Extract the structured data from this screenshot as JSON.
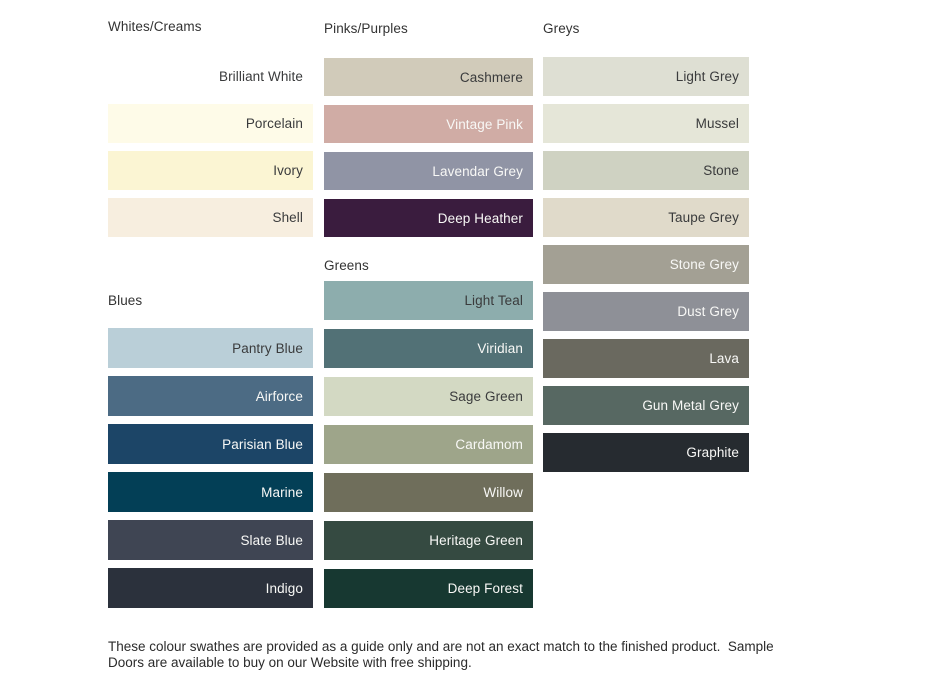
{
  "theme": {
    "background": "#ffffff",
    "heading_color": "#333333",
    "dark_label_color": "#3a3b3c",
    "light_label_color": "#f8f8f6",
    "footer_color": "#2b2b2b"
  },
  "groups": [
    {
      "title": "Whites/Creams",
      "swatches": [
        {
          "name": "Brilliant White",
          "color": "#ffffff",
          "label": "dark"
        },
        {
          "name": "Porcelain",
          "color": "#fefbe8",
          "label": "dark"
        },
        {
          "name": "Ivory",
          "color": "#fbf5d3",
          "label": "dark"
        },
        {
          "name": "Shell",
          "color": "#f7eedf",
          "label": "dark"
        }
      ]
    },
    {
      "title": "Blues",
      "swatches": [
        {
          "name": "Pantry Blue",
          "color": "#bacfd8",
          "label": "dark"
        },
        {
          "name": "Airforce",
          "color": "#4c6b84",
          "label": "light"
        },
        {
          "name": "Parisian Blue",
          "color": "#1c4567",
          "label": "light"
        },
        {
          "name": "Marine",
          "color": "#033f56",
          "label": "light"
        },
        {
          "name": "Slate Blue",
          "color": "#3f4553",
          "label": "light"
        },
        {
          "name": "Indigo",
          "color": "#2b313c",
          "label": "light"
        }
      ]
    },
    {
      "title": "Pinks/Purples",
      "swatches": [
        {
          "name": "Cashmere",
          "color": "#d1cbba",
          "label": "dark"
        },
        {
          "name": "Vintage Pink",
          "color": "#d0aca5",
          "label": "light"
        },
        {
          "name": "Lavendar Grey",
          "color": "#9094a5",
          "label": "light"
        },
        {
          "name": "Deep Heather",
          "color": "#3a1c3e",
          "label": "light"
        }
      ]
    },
    {
      "title": "Greens",
      "swatches": [
        {
          "name": "Light Teal",
          "color": "#8dadad",
          "label": "dark"
        },
        {
          "name": "Viridian",
          "color": "#527176",
          "label": "light"
        },
        {
          "name": "Sage Green",
          "color": "#d3d9c3",
          "label": "dark"
        },
        {
          "name": "Cardamom",
          "color": "#9ea58a",
          "label": "light"
        },
        {
          "name": "Willow",
          "color": "#6f6e5b",
          "label": "light"
        },
        {
          "name": "Heritage Green",
          "color": "#354a41",
          "label": "light"
        },
        {
          "name": "Deep Forest",
          "color": "#173831",
          "label": "light"
        }
      ]
    },
    {
      "title": "Greys",
      "swatches": [
        {
          "name": "Light Grey",
          "color": "#dedfd3",
          "label": "dark"
        },
        {
          "name": "Mussel",
          "color": "#e5e6d8",
          "label": "dark"
        },
        {
          "name": "Stone",
          "color": "#cfd2c2",
          "label": "dark"
        },
        {
          "name": "Taupe Grey",
          "color": "#e0daca",
          "label": "dark"
        },
        {
          "name": "Stone Grey",
          "color": "#a3a094",
          "label": "light"
        },
        {
          "name": "Dust Grey",
          "color": "#8e9097",
          "label": "light"
        },
        {
          "name": "Lava",
          "color": "#6a695f",
          "label": "light"
        },
        {
          "name": "Gun Metal Grey",
          "color": "#576862",
          "label": "light"
        },
        {
          "name": "Graphite",
          "color": "#262b30",
          "label": "light"
        }
      ]
    }
  ],
  "footer": {
    "lines": [
      "These colour swathes are provided as a guide only and are not an exact match to the finished product.  Sample",
      "Doors are available to buy on our Website with free shipping."
    ]
  }
}
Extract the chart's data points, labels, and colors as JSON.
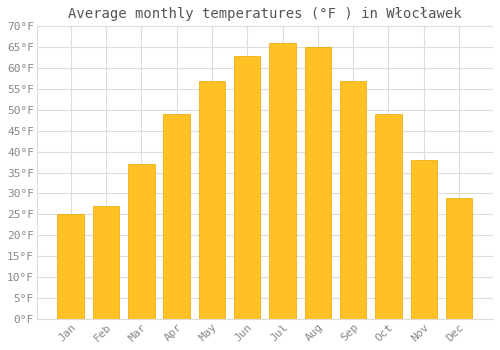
{
  "title": "Average monthly temperatures (°F ) in Włocławek",
  "months": [
    "Jan",
    "Feb",
    "Mar",
    "Apr",
    "May",
    "Jun",
    "Jul",
    "Aug",
    "Sep",
    "Oct",
    "Nov",
    "Dec"
  ],
  "values": [
    25,
    27,
    37,
    49,
    57,
    63,
    66,
    65,
    57,
    49,
    38,
    29
  ],
  "bar_color": "#FFC125",
  "bar_edge_color": "#FFD966",
  "bar_edge_color2": "#E8A800",
  "ylim": [
    0,
    70
  ],
  "yticks": [
    0,
    5,
    10,
    15,
    20,
    25,
    30,
    35,
    40,
    45,
    50,
    55,
    60,
    65,
    70
  ],
  "ytick_labels": [
    "0°F",
    "5°F",
    "10°F",
    "15°F",
    "20°F",
    "25°F",
    "30°F",
    "35°F",
    "40°F",
    "45°F",
    "50°F",
    "55°F",
    "60°F",
    "65°F",
    "70°F"
  ],
  "background_color": "#FFFFFF",
  "grid_color": "#DDDDDD",
  "title_fontsize": 10,
  "tick_fontsize": 8,
  "tick_color": "#888888",
  "title_color": "#555555",
  "bar_width": 0.75,
  "figsize": [
    5.0,
    3.5
  ],
  "dpi": 100
}
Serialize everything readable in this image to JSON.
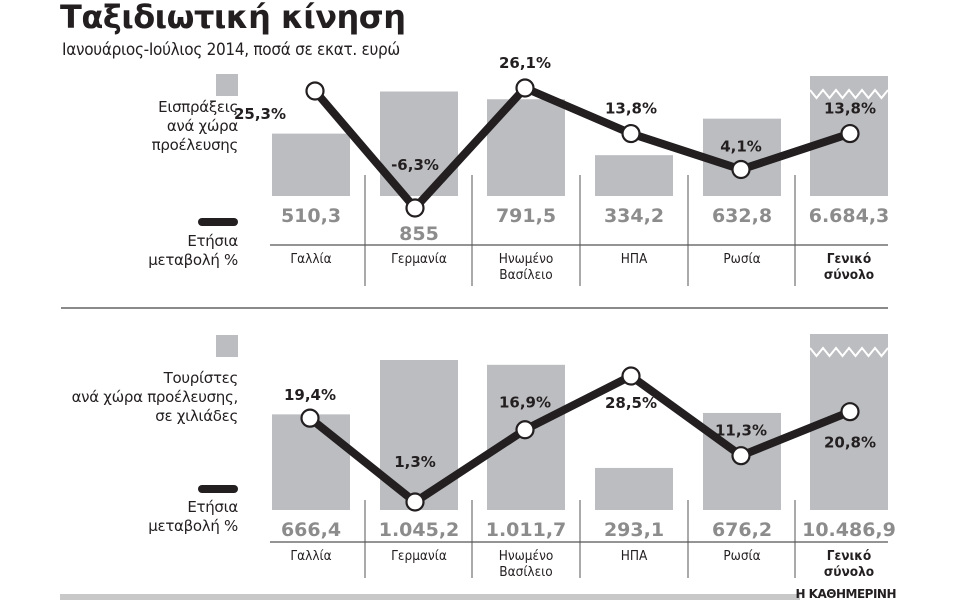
{
  "header": {
    "title": "Ταξιδιωτική κίνηση",
    "subtitle": "Ιανουάριος-Ιούλιος 2014, ποσά σε εκατ. ευρώ"
  },
  "top_chart": {
    "legend_bars": "Εισπράξεις ανά χώρα προέλευσης",
    "legend_bars_lines": [
      "Εισπράξεις",
      "ανά χώρα",
      "προέλευσης"
    ],
    "legend_line_lines": [
      "Ετήσια",
      "μεταβολή %"
    ]
  },
  "bottom_chart": {
    "legend_bars": "Τουρίστες ανά χώρα προέλευσης, σε χιλιάδες",
    "legend_bars_lines": [
      "Τουρίστες",
      "ανά χώρα προέλευσης,",
      "σε χιλιάδες"
    ],
    "legend_line_lines": [
      "Ετήσια",
      "μεταβολή %"
    ]
  },
  "footer": {
    "brand": "Η ΚΑΘΗΜΕΡΙΝΗ"
  },
  "colors": {
    "bar": "#bcbdc0",
    "bar_value_text": "#8c8c8c",
    "line": "#231f20",
    "marker_fill": "#ffffff",
    "text": "#231f20"
  },
  "chart_data": [
    {
      "type": "bar+line",
      "title": "Ταξιδιωτική κίνηση",
      "subtitle": "Ιανουάριος-Ιούλιος 2014, ποσά σε εκατ. ευρώ",
      "categories": [
        "Γαλλία",
        "Γερμανία",
        "Ηνωμένο Βασίλειο",
        "ΗΠΑ",
        "Ρωσία",
        "Γενικό σύνολο"
      ],
      "category_lines": [
        [
          "Γαλλία"
        ],
        [
          "Γερμανία"
        ],
        [
          "Ηνωμένο",
          "Βασίλειο"
        ],
        [
          "ΗΠΑ"
        ],
        [
          "Ρωσία"
        ],
        [
          "Γενικό",
          "σύνολο"
        ]
      ],
      "series": [
        {
          "name": "Εισπράξεις ανά χώρα προέλευσης",
          "kind": "bar",
          "values": [
            510.3,
            855,
            791.5,
            334.2,
            632.8,
            6684.3
          ],
          "labels": [
            "510,3",
            "855",
            "791,5",
            "334,2",
            "632,8",
            "6.684,3"
          ],
          "broken_axis_last": true
        },
        {
          "name": "Ετήσια μεταβολή %",
          "kind": "line",
          "values": [
            25.3,
            -6.3,
            26.1,
            13.8,
            4.1,
            13.8
          ],
          "labels": [
            "25,3%",
            "-6,3%",
            "26,1%",
            "13,8%",
            "4,1%",
            "13,8%"
          ]
        }
      ],
      "xlabel": "",
      "ylabel": "",
      "grid": false,
      "legend_position": "left"
    },
    {
      "type": "bar+line",
      "title": "Τουρίστες ανά χώρα προέλευσης, σε χιλιάδες",
      "categories": [
        "Γαλλία",
        "Γερμανία",
        "Ηνωμένο Βασίλειο",
        "ΗΠΑ",
        "Ρωσία",
        "Γενικό σύνολο"
      ],
      "category_lines": [
        [
          "Γαλλία"
        ],
        [
          "Γερμανία"
        ],
        [
          "Ηνωμένο",
          "Βασίλειο"
        ],
        [
          "ΗΠΑ"
        ],
        [
          "Ρωσία"
        ],
        [
          "Γενικό",
          "σύνολο"
        ]
      ],
      "series": [
        {
          "name": "Τουρίστες ανά χώρα προέλευσης, σε χιλιάδες",
          "kind": "bar",
          "values": [
            666.4,
            1045.2,
            1011.7,
            293.1,
            676.2,
            10486.9
          ],
          "labels": [
            "666,4",
            "1.045,2",
            "1.011,7",
            "293,1",
            "676,2",
            "10.486,9"
          ],
          "broken_axis_last": true
        },
        {
          "name": "Ετήσια μεταβολή %",
          "kind": "line",
          "values": [
            19.4,
            1.3,
            16.9,
            28.5,
            11.3,
            20.8
          ],
          "labels": [
            "19,4%",
            "1,3%",
            "16,9%",
            "28,5%",
            "11,3%",
            "20,8%"
          ]
        }
      ],
      "xlabel": "",
      "ylabel": "",
      "grid": false,
      "legend_position": "left"
    }
  ]
}
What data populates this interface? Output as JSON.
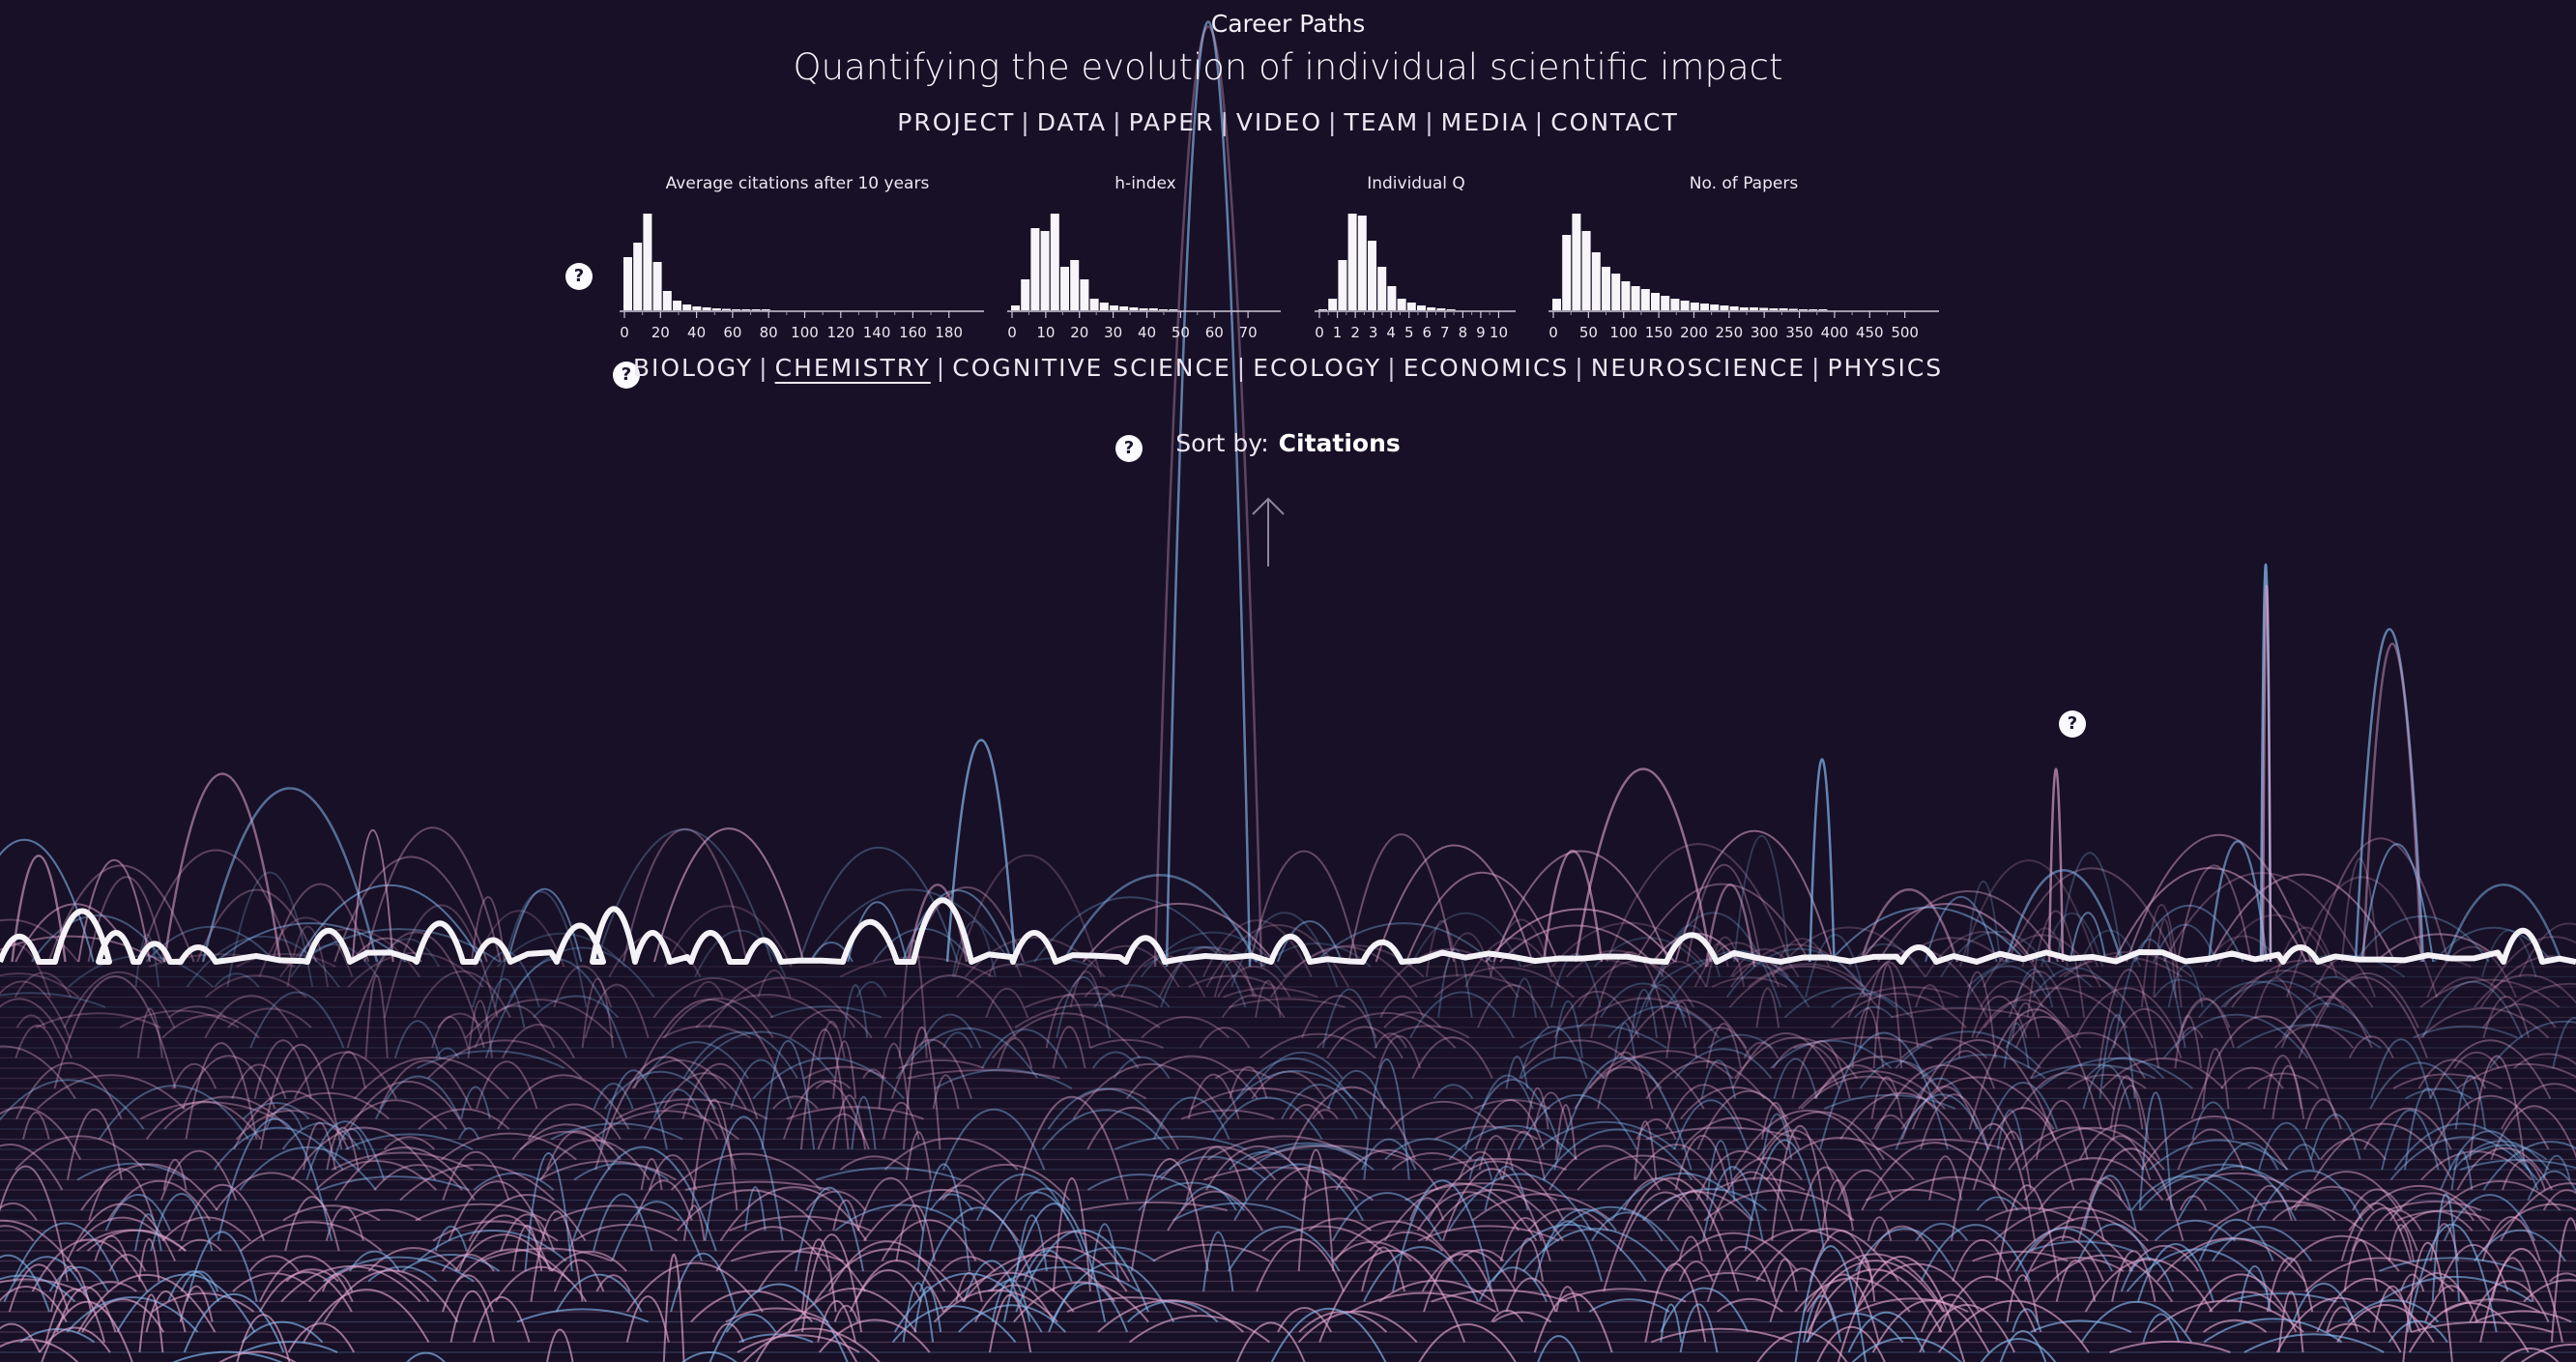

■ ■ ■ ■ ■ ■ ■

## Aim
Check every line in the material above for the string "Extract", then give only the number of lines that have it.

## Solution
2